Exercise aim
List each line in which the string "content" appears.

Material
▼

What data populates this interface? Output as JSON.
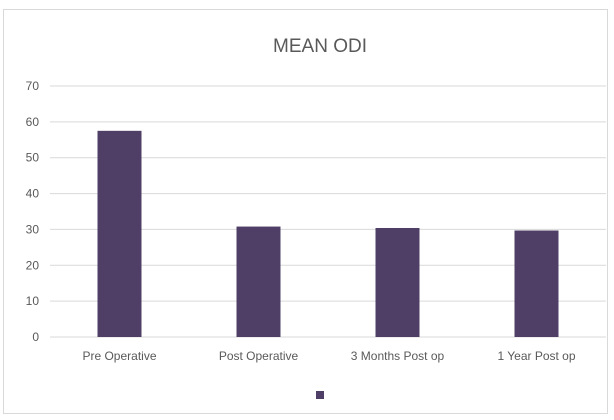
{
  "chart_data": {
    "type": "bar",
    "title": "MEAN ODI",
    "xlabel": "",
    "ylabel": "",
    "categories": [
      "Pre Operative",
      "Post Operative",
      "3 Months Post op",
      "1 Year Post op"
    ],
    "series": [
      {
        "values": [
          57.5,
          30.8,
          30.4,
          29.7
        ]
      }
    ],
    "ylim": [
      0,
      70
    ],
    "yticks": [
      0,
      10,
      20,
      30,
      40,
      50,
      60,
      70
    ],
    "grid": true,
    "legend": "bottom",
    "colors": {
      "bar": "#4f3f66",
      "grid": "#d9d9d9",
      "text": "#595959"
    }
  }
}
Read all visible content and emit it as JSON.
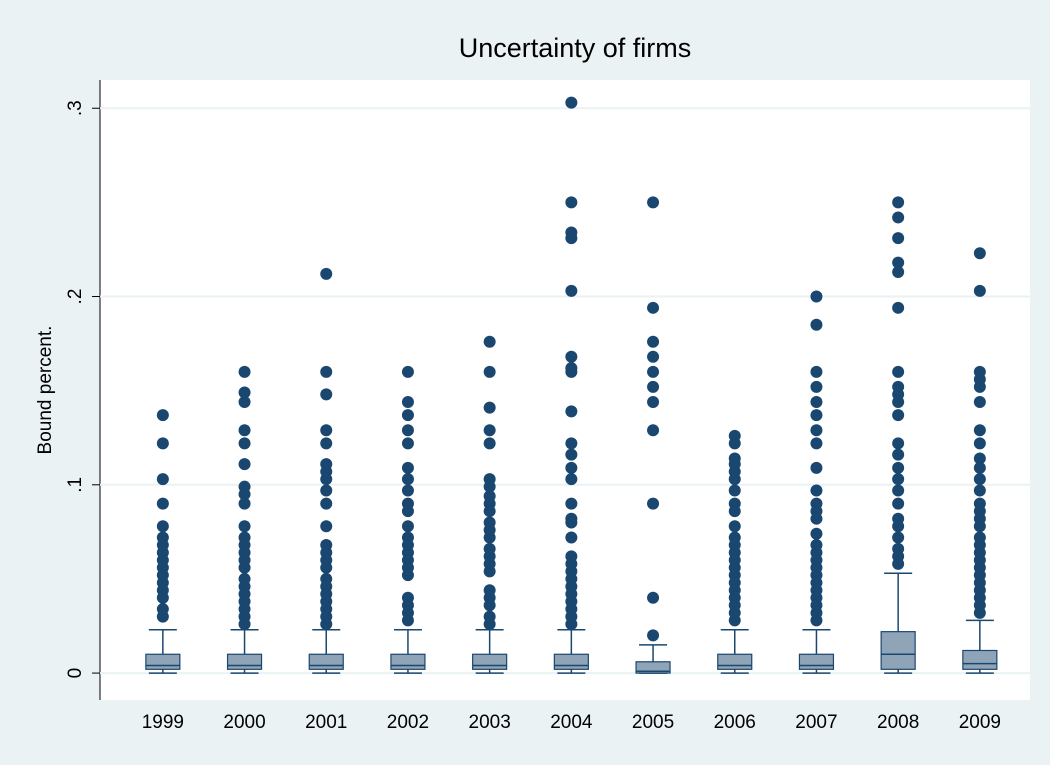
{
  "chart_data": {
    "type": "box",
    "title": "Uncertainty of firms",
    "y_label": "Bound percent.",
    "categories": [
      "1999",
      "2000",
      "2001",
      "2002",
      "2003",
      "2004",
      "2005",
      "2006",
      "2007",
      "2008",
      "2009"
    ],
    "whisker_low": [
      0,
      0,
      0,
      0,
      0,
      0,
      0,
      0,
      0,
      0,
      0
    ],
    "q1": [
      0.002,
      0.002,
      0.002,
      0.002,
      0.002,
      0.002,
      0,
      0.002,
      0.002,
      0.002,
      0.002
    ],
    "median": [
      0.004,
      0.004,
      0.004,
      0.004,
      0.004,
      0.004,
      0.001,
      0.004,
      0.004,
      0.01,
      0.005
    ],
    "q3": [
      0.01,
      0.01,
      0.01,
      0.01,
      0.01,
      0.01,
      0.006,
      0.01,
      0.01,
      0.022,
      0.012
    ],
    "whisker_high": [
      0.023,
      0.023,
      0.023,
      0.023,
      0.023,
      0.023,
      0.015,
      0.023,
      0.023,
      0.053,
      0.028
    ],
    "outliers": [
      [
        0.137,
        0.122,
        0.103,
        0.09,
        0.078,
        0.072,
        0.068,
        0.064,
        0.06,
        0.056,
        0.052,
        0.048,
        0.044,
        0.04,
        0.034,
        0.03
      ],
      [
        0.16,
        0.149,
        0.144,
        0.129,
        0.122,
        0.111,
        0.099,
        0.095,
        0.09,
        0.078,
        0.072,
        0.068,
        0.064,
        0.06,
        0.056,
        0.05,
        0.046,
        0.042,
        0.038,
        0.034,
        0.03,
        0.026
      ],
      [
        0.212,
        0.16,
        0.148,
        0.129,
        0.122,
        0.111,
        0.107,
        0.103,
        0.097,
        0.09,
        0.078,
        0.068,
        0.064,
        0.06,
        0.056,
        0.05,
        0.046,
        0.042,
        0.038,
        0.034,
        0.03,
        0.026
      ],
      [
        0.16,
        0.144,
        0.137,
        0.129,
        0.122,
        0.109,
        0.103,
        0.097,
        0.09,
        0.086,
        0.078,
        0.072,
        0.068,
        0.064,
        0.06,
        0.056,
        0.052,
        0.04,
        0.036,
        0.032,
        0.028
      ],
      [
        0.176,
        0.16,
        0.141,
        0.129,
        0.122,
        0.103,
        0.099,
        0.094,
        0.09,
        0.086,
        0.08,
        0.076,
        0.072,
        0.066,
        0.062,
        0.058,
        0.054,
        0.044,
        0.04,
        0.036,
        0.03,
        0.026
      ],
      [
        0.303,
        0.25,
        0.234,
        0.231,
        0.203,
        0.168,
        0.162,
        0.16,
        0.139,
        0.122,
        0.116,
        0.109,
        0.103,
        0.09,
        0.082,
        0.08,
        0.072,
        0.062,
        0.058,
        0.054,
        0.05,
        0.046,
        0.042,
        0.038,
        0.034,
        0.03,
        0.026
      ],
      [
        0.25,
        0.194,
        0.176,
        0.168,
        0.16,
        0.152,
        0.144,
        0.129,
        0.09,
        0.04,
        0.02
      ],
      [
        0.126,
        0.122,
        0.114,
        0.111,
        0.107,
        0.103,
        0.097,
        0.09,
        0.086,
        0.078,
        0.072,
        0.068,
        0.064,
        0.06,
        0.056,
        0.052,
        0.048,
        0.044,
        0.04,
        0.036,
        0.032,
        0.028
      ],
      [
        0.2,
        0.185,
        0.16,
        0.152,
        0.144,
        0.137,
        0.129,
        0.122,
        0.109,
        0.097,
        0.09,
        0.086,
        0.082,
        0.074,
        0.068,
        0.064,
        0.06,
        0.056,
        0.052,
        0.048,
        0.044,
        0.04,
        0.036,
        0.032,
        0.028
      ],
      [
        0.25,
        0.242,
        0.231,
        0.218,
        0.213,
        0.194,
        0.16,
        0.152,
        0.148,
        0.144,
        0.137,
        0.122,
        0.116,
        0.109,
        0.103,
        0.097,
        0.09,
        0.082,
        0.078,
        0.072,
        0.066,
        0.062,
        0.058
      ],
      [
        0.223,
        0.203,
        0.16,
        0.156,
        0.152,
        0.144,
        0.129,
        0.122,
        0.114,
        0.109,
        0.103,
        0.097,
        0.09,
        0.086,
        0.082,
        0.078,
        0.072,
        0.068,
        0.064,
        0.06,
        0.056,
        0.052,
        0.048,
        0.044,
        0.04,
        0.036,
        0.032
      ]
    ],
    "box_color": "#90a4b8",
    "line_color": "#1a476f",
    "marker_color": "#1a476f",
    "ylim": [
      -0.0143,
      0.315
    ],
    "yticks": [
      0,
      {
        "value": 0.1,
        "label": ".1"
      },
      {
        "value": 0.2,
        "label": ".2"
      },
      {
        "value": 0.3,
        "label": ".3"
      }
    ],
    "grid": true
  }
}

▲
▼

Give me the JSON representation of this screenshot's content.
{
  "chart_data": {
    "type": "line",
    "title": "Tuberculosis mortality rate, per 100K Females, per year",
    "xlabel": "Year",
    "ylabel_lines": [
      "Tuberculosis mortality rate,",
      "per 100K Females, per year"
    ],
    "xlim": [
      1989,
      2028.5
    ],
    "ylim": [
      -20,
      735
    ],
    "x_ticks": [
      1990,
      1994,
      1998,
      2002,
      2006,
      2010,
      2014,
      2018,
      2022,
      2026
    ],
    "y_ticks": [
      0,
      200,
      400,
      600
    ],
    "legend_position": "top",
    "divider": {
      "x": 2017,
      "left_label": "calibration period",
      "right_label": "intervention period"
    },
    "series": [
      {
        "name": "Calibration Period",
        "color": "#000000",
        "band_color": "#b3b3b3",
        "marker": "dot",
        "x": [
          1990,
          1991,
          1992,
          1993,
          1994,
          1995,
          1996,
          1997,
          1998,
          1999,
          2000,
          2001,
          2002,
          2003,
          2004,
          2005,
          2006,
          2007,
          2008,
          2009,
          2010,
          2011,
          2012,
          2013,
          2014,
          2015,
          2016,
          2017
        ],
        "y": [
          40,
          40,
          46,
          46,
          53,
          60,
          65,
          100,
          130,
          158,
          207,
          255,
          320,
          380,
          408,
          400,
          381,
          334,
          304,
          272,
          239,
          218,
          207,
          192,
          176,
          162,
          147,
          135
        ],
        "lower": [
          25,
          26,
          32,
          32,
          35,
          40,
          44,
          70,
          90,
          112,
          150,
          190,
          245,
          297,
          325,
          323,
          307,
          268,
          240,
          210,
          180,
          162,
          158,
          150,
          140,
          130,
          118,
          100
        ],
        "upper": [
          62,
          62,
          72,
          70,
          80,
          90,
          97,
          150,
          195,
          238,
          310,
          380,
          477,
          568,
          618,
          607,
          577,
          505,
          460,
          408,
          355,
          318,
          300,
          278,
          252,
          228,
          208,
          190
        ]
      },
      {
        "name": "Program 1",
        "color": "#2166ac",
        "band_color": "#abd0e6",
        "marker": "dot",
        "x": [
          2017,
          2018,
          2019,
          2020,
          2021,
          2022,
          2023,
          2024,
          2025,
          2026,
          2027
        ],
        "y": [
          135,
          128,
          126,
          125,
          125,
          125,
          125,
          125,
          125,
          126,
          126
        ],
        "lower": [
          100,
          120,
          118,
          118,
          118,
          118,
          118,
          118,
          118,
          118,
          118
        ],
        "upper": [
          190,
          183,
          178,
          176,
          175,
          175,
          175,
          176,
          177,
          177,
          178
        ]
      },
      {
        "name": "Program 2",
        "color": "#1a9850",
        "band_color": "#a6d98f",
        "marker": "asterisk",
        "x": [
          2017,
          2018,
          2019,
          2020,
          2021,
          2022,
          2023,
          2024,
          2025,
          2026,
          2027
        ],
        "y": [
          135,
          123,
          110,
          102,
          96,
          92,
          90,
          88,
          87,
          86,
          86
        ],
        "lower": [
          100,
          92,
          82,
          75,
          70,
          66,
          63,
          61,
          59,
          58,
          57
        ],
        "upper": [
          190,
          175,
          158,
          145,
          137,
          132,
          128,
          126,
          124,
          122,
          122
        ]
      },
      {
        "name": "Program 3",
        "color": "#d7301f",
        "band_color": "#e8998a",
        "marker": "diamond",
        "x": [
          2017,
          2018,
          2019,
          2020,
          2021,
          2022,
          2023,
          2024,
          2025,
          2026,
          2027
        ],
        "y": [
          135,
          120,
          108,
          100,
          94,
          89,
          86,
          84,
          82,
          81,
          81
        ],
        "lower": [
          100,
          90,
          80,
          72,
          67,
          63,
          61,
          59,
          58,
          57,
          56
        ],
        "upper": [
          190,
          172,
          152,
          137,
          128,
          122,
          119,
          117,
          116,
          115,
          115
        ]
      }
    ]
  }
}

▲

Solution to this problem
Read all visible content and emit it as JSON.
Give me the JSON representation of this screenshot's content.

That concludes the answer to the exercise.